### TASK INSTRUCTIONS:
From the listing below, pull out all lines with "screenshot" in them.

### EXTRACTED ENTRIES:
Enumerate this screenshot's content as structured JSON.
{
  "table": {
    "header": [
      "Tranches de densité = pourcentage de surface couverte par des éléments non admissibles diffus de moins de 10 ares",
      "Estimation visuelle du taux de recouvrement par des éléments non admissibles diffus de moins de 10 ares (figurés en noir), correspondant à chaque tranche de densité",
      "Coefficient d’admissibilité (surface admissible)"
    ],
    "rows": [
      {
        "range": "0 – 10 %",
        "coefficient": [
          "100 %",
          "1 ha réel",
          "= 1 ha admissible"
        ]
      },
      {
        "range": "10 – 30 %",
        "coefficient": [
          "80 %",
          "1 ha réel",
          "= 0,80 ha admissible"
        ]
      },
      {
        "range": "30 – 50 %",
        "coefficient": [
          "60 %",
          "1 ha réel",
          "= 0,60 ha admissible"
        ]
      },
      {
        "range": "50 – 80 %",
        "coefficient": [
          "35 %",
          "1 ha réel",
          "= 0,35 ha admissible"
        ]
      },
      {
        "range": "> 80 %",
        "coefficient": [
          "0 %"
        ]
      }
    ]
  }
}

---

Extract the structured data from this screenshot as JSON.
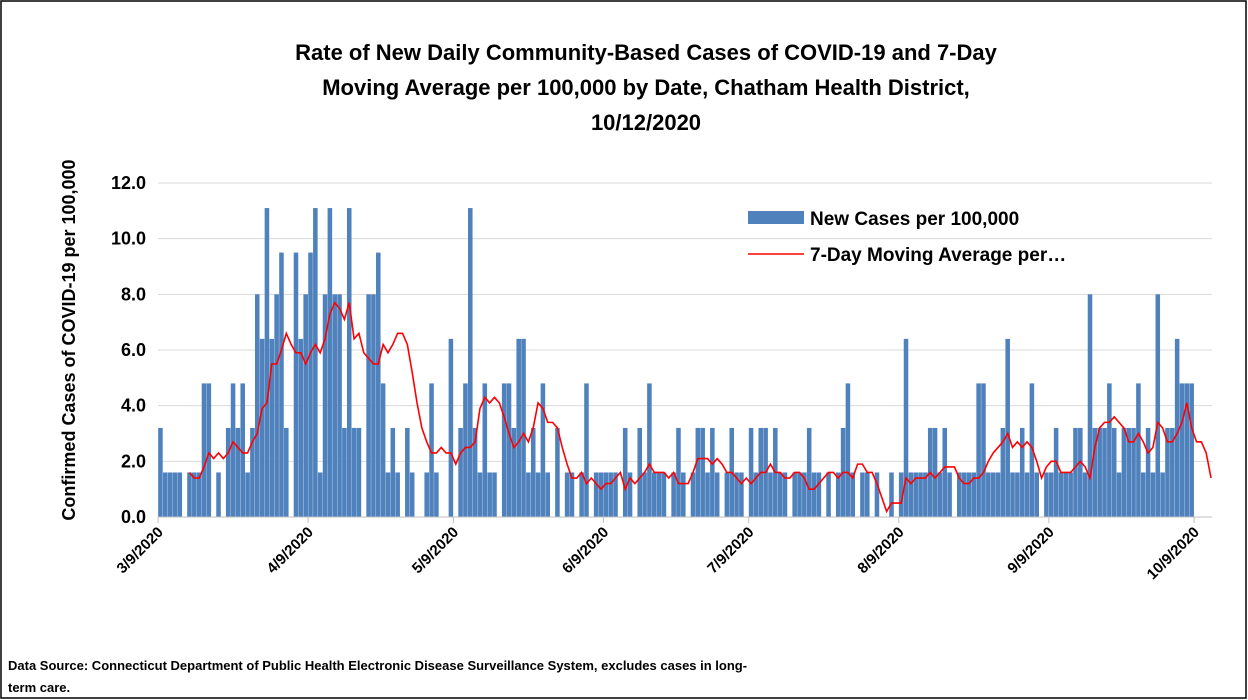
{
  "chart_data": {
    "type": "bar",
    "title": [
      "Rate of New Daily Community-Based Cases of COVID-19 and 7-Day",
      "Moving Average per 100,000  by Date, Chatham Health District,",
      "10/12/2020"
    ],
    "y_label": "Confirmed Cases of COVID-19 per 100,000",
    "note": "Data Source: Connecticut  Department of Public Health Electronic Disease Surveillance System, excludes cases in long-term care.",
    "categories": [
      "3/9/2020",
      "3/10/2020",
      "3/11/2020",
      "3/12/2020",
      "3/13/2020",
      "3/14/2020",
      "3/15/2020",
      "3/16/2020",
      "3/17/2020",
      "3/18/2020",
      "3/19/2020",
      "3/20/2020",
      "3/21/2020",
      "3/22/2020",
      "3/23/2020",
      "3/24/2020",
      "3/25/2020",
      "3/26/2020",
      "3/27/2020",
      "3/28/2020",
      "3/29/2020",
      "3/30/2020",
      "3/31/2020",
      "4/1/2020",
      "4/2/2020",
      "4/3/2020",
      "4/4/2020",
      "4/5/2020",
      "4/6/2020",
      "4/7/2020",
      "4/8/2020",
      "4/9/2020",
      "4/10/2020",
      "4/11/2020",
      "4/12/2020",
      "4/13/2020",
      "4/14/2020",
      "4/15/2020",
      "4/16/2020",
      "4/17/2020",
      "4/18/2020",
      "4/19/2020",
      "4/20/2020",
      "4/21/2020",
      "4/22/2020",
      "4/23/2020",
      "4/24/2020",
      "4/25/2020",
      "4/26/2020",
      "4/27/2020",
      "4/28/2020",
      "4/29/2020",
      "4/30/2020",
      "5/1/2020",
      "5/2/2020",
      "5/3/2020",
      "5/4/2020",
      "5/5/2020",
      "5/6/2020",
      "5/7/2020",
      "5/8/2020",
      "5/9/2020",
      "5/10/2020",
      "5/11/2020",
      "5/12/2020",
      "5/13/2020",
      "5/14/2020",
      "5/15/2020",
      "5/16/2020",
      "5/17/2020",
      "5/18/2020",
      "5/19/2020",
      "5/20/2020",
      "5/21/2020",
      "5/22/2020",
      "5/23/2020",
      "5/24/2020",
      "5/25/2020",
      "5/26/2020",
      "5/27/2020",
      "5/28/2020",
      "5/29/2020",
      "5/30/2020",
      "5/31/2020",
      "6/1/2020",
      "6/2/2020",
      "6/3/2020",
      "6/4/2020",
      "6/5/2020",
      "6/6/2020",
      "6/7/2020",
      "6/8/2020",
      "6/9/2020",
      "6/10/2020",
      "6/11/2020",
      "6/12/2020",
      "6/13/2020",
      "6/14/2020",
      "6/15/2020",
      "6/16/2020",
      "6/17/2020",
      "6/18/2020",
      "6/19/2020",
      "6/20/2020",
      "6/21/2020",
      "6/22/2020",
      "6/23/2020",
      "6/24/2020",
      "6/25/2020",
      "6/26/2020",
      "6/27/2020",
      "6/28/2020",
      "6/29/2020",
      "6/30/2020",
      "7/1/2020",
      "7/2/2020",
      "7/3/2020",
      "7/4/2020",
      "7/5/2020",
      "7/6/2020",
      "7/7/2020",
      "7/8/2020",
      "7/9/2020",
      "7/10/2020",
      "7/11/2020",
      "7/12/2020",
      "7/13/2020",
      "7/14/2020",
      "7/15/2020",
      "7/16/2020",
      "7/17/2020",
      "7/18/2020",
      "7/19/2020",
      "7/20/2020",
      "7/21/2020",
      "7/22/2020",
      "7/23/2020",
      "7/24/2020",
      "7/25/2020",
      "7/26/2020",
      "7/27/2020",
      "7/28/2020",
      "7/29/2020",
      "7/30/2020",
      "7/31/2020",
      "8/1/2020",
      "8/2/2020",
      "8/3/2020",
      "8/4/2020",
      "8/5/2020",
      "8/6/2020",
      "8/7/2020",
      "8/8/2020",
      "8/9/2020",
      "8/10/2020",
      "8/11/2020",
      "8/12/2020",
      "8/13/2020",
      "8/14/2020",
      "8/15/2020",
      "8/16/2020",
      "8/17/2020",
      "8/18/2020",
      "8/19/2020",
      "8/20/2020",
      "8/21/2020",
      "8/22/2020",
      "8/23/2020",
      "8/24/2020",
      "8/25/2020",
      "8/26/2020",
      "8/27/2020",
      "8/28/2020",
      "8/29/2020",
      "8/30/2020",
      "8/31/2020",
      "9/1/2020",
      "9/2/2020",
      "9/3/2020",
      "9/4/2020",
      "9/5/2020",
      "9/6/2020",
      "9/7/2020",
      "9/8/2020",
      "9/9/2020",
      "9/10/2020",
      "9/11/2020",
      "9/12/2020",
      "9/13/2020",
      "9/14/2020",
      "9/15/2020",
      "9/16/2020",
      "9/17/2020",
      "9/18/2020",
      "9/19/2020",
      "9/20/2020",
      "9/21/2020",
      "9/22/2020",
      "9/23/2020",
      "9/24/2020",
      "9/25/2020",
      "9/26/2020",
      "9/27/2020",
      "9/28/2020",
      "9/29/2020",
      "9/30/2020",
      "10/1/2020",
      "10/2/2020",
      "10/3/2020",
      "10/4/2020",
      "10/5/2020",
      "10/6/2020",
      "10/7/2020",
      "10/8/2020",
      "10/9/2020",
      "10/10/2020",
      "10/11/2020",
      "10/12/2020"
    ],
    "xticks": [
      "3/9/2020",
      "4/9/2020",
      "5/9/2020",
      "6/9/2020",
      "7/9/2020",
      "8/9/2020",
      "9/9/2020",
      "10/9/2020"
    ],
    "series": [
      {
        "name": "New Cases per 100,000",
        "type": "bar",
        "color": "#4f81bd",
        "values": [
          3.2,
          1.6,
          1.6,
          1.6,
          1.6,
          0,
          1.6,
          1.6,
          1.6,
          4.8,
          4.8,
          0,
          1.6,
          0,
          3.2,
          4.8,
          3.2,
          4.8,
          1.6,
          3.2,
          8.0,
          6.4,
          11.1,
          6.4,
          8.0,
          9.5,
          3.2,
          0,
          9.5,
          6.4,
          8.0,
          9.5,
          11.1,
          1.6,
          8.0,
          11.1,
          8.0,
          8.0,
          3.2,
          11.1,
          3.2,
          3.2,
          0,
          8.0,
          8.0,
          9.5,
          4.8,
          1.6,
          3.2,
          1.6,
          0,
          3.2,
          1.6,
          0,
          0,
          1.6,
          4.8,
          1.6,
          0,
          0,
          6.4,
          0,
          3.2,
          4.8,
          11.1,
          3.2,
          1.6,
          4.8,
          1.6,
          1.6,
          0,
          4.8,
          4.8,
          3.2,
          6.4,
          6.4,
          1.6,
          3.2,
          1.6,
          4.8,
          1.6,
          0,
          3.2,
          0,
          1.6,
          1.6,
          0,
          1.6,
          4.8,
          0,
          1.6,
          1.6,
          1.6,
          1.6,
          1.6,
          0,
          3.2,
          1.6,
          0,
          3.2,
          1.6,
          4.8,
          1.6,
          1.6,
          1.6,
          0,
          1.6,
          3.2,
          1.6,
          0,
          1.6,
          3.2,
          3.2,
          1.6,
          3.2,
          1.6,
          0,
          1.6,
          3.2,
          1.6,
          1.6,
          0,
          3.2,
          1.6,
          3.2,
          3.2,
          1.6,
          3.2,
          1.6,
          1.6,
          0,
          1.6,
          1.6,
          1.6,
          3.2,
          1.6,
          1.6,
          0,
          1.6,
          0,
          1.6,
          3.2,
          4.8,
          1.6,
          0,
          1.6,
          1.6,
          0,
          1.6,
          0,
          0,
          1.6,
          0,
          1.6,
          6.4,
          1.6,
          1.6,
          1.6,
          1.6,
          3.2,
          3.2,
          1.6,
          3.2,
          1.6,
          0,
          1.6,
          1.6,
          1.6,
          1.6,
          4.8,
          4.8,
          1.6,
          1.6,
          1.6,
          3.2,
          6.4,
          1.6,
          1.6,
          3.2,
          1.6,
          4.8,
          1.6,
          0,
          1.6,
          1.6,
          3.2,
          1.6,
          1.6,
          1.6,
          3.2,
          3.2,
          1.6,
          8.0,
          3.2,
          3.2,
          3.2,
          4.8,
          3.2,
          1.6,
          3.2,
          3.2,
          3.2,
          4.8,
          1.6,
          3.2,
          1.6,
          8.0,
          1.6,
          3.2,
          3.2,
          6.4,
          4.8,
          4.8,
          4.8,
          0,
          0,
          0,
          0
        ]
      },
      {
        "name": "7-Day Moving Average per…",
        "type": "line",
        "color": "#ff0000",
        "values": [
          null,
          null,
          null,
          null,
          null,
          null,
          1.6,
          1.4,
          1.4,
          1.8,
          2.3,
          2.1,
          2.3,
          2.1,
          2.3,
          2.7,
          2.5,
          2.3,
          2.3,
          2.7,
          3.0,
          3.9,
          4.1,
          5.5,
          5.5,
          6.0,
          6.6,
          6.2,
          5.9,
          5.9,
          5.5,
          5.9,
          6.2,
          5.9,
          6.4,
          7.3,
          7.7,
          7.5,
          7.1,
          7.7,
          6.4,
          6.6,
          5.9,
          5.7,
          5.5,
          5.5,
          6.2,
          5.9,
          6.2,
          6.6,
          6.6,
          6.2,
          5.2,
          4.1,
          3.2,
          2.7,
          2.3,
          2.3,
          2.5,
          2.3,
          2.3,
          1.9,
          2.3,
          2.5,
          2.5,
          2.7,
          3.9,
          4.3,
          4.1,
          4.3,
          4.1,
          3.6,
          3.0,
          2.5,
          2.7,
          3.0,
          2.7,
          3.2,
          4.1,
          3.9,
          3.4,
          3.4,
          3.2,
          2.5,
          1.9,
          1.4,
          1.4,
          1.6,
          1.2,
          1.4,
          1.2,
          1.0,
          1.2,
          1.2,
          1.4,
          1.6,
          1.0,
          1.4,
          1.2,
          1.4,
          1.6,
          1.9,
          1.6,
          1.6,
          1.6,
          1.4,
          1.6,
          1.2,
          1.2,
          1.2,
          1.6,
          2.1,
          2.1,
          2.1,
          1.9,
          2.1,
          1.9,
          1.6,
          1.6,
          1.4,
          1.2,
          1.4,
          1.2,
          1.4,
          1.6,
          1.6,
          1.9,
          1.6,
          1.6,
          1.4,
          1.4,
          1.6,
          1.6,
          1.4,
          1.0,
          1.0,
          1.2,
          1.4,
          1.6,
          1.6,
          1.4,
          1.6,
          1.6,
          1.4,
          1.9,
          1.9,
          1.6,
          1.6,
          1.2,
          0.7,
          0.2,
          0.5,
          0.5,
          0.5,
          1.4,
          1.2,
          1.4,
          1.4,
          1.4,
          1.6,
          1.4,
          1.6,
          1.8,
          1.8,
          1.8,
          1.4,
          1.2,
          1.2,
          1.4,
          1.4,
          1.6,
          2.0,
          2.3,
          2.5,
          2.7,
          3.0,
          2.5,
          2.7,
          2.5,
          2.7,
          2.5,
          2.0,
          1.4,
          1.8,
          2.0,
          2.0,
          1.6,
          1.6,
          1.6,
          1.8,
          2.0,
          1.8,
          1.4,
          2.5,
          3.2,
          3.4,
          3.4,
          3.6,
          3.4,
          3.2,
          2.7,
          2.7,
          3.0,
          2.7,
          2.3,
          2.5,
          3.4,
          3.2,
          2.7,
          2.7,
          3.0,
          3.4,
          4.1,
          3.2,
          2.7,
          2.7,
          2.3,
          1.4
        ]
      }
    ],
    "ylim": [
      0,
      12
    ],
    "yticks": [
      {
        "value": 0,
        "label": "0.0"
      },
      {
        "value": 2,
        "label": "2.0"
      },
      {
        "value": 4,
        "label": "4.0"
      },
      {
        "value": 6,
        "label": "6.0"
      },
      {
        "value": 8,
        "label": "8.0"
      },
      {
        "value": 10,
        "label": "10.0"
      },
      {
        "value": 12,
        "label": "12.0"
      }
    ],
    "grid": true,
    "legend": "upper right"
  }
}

### RESULT OF THIS TASK:
Enumerate this screenshot's content as structured JSON.
Extract the structured data from this screenshot as JSON.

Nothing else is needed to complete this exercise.